TASK INPUTS

>> BEGIN

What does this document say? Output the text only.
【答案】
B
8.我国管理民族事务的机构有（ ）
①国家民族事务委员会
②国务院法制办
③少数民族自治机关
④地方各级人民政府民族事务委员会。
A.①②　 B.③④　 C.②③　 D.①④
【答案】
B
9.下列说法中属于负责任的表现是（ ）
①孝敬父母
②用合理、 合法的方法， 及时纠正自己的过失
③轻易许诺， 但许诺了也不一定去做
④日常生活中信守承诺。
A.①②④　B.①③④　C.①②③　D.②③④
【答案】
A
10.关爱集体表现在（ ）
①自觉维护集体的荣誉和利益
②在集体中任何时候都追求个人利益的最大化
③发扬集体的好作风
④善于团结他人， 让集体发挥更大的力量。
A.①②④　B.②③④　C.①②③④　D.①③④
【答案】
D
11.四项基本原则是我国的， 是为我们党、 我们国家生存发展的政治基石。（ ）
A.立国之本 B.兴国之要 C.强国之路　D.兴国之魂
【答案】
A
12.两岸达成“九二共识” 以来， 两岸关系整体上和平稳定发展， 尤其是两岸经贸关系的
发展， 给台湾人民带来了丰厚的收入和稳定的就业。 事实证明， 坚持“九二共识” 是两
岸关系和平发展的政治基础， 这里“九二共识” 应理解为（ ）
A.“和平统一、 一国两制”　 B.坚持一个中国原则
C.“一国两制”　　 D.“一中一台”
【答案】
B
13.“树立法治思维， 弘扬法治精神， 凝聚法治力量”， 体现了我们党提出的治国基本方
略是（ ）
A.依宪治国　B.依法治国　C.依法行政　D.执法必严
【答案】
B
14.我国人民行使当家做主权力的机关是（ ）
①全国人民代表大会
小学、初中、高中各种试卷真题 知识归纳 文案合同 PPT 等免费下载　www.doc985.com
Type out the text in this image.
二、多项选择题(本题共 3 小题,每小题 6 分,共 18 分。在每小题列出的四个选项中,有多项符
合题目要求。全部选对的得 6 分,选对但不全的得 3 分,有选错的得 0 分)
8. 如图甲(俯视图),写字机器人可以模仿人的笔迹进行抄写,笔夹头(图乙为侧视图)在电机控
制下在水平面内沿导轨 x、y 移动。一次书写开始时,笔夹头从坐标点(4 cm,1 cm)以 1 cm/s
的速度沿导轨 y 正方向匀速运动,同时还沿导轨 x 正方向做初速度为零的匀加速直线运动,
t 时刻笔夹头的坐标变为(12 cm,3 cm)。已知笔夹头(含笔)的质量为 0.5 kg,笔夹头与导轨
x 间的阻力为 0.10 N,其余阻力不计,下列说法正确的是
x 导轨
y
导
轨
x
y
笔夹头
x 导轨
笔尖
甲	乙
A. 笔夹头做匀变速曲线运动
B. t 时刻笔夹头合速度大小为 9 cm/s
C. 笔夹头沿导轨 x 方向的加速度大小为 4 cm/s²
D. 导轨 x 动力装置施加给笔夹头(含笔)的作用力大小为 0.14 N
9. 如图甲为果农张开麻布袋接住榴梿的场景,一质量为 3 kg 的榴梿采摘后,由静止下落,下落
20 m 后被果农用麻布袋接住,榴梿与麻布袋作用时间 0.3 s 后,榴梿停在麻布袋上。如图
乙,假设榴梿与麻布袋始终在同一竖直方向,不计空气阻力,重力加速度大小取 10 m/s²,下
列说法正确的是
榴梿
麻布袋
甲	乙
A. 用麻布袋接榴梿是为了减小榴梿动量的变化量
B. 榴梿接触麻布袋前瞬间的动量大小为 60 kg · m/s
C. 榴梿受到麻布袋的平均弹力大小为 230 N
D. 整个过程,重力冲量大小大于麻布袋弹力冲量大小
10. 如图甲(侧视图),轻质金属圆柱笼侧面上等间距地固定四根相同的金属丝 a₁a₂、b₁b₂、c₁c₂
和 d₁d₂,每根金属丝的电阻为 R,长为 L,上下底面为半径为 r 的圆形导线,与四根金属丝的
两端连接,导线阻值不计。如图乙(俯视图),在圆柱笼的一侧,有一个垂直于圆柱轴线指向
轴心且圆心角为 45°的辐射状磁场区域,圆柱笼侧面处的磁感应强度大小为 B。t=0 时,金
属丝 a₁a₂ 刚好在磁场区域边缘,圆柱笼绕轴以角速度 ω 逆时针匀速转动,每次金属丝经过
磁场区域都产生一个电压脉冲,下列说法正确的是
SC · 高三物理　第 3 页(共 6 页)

>> END

WHAT THIS TASK INVOLVES
Reproduce each record exactly, leaving nothing out.

RESULT
What does this document say? Output the text only.
【答案】
B
8.我国管理民族事务的机构有（ ）
①国家民族事务委员会
②国务院法制办
③少数民族自治机关
④地方各级人民政府民族事务委员会。
A.①②　 B.③④　 C.②③　 D.①④
【答案】
B
9.下列说法中属于负责任的表现是（ ）
①孝敬父母
②用合理、 合法的方法， 及时纠正自己的过失
③轻易许诺， 但许诺了也不一定去做
④日常生活中信守承诺。
A.①②④　B.①③④　C.①②③　D.②③④
【答案】
A
10.关爱集体表现在（ ）
①自觉维护集体的荣誉和利益
②在集体中任何时候都追求个人利益的最大化
③发扬集体的好作风
④善于团结他人， 让集体发挥更大的力量。
A.①②④　B.②③④　C.①②③④　D.①③④
【答案】
D
11.四项基本原则是我国的， 是为我们党、 我们国家生存发展的政治基石。（ ）
A.立国之本 B.兴国之要 C.强国之路　D.兴国之魂
【答案】
A
12.两岸达成“九二共识” 以来， 两岸关系整体上和平稳定发展， 尤其是两岸经贸关系的
发展， 给台湾人民带来了丰厚的收入和稳定的就业。 事实证明， 坚持“九二共识” 是两
岸关系和平发展的政治基础， 这里“九二共识” 应理解为（ ）
A.“和平统一、 一国两制”　 B.坚持一个中国原则
C.“一国两制”　　 D.“一中一台”
【答案】
B
13.“树立法治思维， 弘扬法治精神， 凝聚法治力量”， 体现了我们党提出的治国基本方
略是（ ）
A.依宪治国　B.依法治国　C.依法行政　D.执法必严
【答案】
B
14.我国人民行使当家做主权力的机关是（ ）
①全国人民代表大会
小学、初中、高中各种试卷真题 知识归纳 文案合同 PPT 等免费下载　www.doc985.com
Type out the text in this image.
二、多项选择题(本题共 3 小题,每小题 6 分,共 18 分。在每小题列出的四个选项中,有多项符
合题目要求。全部选对的得 6 分,选对但不全的得 3 分,有选错的得 0 分)
8. 如图甲(俯视图),写字机器人可以模仿人的笔迹进行抄写,笔夹头(图乙为侧视图)在电机控
制下在水平面内沿导轨 x、y 移动。一次书写开始时,笔夹头从坐标点(4 cm,1 cm)以 1 cm/s
的速度沿导轨 y 正方向匀速运动,同时还沿导轨 x 正方向做初速度为零的匀加速直线运动,
t 时刻笔夹头的坐标变为(12 cm,3 cm)。已知笔夹头(含笔)的质量为 0.5 kg,笔夹头与导轨
x 间的阻力为 0.10 N,其余阻力不计,下列说法正确的是
x 导轨
y
导
轨
x
y
笔夹头
x 导轨
笔尖
甲	乙
A. 笔夹头做匀变速曲线运动
B. t 时刻笔夹头合速度大小为 9 cm/s
C. 笔夹头沿导轨 x 方向的加速度大小为 4 cm/s²
D. 导轨 x 动力装置施加给笔夹头(含笔)的作用力大小为 0.14 N
9. 如图甲为果农张开麻布袋接住榴梿的场景,一质量为 3 kg 的榴梿采摘后,由静止下落,下落
20 m 后被果农用麻布袋接住,榴梿与麻布袋作用时间 0.3 s 后,榴梿停在麻布袋上。如图
乙,假设榴梿与麻布袋始终在同一竖直方向,不计空气阻力,重力加速度大小取 10 m/s²,下
列说法正确的是
榴梿
麻布袋
甲	乙
A. 用麻布袋接榴梿是为了减小榴梿动量的变化量
B. 榴梿接触麻布袋前瞬间的动量大小为 60 kg · m/s
C. 榴梿受到麻布袋的平均弹力大小为 230 N
D. 整个过程,重力冲量大小大于麻布袋弹力冲量大小
10. 如图甲(侧视图),轻质金属圆柱笼侧面上等间距地固定四根相同的金属丝 a₁a₂、b₁b₂、c₁c₂
和 d₁d₂,每根金属丝的电阻为 R,长为 L,上下底面为半径为 r 的圆形导线,与四根金属丝的
两端连接,导线阻值不计。如图乙(俯视图),在圆柱笼的一侧,有一个垂直于圆柱轴线指向
轴心且圆心角为 45°的辐射状磁场区域,圆柱笼侧面处的磁感应强度大小为 B。t=0 时,金
属丝 a₁a₂ 刚好在磁场区域边缘,圆柱笼绕轴以角速度 ω 逆时针匀速转动,每次金属丝经过
磁场区域都产生一个电压脉冲,下列说法正确的是
SC · 高三物理　第 3 页(共 6 页)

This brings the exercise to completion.